# Crawling Bugs!!



## Toni (Dec 3, 2011)

Polymer Clay covered Jr.Gent II pen with Millefiori flowers and red Lady Bugs crawling all over the blank.

My photo skills are still not that great, my setup here in the states has not been done since moving here.:frown:

I hope you like the pen and find enjoyment looking at it! I included a closeup so you could really feel the bugs crawling:wink:


----------



## 76winger (Dec 3, 2011)

That's awesome Toni! I love the extra character they give it.


----------



## bobjackson (Dec 3, 2011)

Toni that is great. Beautiful pen as usual.


----------



## thewishman (Dec 3, 2011)

Toni, you are a mind reader! That is a gorgeous pen. For the past week, I've been wondering what ladybugs would look like in PC - they look great!

My wife loves your work, too. We can't believe how you bring lumps of clay to life.


----------



## Robert111 (Dec 3, 2011)

Love that blank! Are they available?


----------



## Ironwood (Dec 3, 2011)

Very impressive indeed !!!


----------



## wiset1 (Dec 3, 2011)

I was scared to open it after reading the post earlier from another member about lice.  This pen is much more fun!  Love your work Toni

Take care and best wishes


----------



## Toni (Dec 3, 2011)

wiset1 said:


> I was scared to open it after reading the post earlier from another member about lice.  This pen is much more fun!  Love your work Toni
> 
> Take care and best wishes



hehehe Tim I read that one thought the title would get some attention from it:tongue:

Thank you for the wonderful feedback everyone!! 

You guys are the only ones I get to show my pens to, it means so much to me to get your feedback.  Maybe one day I will do a show


----------



## Dustaway (Dec 3, 2011)

Fabulous pen my wife would love that blank


----------



## Pens By Scott (Dec 3, 2011)

Amazing work!  Love it!


----------



## kruzzer (Dec 3, 2011)

stunning as always....


----------



## BRobbins629 (Dec 3, 2011)

A buggy beauty Toni! I love it.


----------



## KnB Polymers (Dec 3, 2011)

OMG! That's awesome! If one day I could be half as good as you, I would be on cloud 9!


----------



## ossaguy (Dec 3, 2011)

Wow,is that ever a pretty pen!


Steve


----------



## kenspens (Dec 3, 2011)

wow!!! toni that is awesome as usual!! those lady bugs really add a beautifull dimension to the pen!!
your artistic skills are awesome!
sincerely,
ken
kenspens


----------



## corian king (Dec 3, 2011)

Beautiful pen Toni!!


----------



## boxerman (Dec 3, 2011)

Awesome pen Toni. Love the blank.


----------



## Tom D (Dec 3, 2011)

Fantastic Pen Toni. That is truly artistry.


----------



## its_virgil (Dec 3, 2011)

*supercalifragilisticexpialidocious*

Do a good turn daily!
Don


----------



## workinforwood (Dec 4, 2011)

Great looking pen and congrats on making it back to Jersey!


----------



## Jim15 (Dec 4, 2011)

Awesome pen Toni. Your pictures look good to me.


----------



## chriselle (Dec 4, 2011)

I bow to the master.

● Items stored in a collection
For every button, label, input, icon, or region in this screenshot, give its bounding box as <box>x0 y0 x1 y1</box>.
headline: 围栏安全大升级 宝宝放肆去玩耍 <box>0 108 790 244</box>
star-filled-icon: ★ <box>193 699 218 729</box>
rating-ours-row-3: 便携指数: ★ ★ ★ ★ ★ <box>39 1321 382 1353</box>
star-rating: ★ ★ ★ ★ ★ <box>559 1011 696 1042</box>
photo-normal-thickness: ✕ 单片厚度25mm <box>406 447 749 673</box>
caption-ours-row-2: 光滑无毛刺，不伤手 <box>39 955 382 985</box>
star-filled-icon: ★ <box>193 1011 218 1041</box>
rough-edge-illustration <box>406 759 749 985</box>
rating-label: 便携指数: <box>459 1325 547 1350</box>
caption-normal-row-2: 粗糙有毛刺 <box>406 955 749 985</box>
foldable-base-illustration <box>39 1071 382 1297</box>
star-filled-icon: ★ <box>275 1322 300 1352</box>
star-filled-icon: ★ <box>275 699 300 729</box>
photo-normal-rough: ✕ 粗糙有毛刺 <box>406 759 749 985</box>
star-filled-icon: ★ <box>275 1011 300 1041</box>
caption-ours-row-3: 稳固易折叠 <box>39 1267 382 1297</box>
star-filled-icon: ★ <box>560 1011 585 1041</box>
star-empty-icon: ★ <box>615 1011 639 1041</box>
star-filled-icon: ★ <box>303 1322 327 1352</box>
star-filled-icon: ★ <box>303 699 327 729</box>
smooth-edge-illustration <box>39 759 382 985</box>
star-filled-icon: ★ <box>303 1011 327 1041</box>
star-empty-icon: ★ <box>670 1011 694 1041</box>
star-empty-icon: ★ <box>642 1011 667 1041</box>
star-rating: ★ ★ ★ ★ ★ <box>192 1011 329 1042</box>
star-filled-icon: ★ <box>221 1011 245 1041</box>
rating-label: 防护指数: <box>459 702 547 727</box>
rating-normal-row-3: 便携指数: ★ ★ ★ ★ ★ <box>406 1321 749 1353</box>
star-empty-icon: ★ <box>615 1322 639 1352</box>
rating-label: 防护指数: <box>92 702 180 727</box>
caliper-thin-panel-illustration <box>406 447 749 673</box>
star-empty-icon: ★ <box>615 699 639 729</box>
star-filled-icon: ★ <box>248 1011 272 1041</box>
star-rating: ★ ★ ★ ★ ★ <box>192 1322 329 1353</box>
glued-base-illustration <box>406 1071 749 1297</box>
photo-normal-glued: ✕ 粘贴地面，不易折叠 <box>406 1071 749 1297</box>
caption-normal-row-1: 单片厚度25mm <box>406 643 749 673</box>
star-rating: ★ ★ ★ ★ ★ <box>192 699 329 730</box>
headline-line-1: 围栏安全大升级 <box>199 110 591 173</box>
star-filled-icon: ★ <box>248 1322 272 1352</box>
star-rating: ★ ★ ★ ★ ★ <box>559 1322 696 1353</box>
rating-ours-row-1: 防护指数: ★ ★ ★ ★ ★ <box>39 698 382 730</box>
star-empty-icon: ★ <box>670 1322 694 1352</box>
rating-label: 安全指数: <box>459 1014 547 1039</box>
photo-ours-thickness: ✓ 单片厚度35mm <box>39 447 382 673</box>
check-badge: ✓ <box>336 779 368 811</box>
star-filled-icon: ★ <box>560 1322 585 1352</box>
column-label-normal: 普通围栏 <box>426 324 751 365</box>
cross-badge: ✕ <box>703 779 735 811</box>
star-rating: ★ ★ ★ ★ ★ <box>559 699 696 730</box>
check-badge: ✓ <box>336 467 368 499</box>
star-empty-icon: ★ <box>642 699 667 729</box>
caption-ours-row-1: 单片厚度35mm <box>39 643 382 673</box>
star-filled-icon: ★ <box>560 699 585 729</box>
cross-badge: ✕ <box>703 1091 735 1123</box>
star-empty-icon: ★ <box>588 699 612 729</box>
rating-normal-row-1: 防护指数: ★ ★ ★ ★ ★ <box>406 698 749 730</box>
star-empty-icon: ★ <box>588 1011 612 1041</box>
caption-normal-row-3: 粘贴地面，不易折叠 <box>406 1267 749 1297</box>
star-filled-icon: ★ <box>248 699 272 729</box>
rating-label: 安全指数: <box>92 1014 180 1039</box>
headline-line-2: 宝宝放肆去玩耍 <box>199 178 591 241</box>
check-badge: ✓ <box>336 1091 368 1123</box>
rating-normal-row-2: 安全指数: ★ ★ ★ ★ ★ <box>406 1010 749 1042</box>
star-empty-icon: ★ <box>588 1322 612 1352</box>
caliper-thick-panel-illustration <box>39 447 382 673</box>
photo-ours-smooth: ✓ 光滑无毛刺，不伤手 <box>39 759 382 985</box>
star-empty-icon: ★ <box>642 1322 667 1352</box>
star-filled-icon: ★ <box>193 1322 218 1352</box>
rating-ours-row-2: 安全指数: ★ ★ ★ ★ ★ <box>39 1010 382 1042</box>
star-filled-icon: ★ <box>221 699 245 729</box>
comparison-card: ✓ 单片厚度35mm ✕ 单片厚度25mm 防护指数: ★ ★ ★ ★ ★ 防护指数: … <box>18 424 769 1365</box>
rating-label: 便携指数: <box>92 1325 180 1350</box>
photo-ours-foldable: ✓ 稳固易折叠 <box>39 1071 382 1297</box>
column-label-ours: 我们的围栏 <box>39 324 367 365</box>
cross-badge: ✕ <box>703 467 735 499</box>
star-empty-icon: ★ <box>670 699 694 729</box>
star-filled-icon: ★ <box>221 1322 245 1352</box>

● EXERCISE REQUIREMENTS
1) In the ladybug pen thread, what kind of pen did Toni cover with polymer clay?
2) Carry on the ladybug pen thread after its final post.

● RESULTS IN ORDER
1) A Jr.Gent II pen.

2)
I only wanna be "bugged" by you........by you...and nobody else but you.:wink:



Amazing.


----------



## PenPal (Dec 4, 2011)

Tony,

Saw some of your pens last Wednesday night at my Woodcraft Guild Richard Raffan is a member and was showing slides of displays of Wood Work in Utah on a recent lecture trip he made there, he goes every year so I had another chance to see your pens (always a pleasure) Recent return of upheaval in NZ would seem provident you moved back.

Your pen decoration using Lady Beetles amused me always have a soft spot for them as they are most efficient natural predators in the garden from leaf suckers.

Your pics show great detail over here as always appreciate the efforts you make and the variety in design you create.

Best wishes and kind regards Peter.


----------



## nativewooder (Dec 4, 2011)

Ladybugs are better fliers than crawlers.  Good bugs fit nicely on your amazingly elegant pens.  Love to see them!:biggrin:


----------



## robersonjr (Dec 4, 2011)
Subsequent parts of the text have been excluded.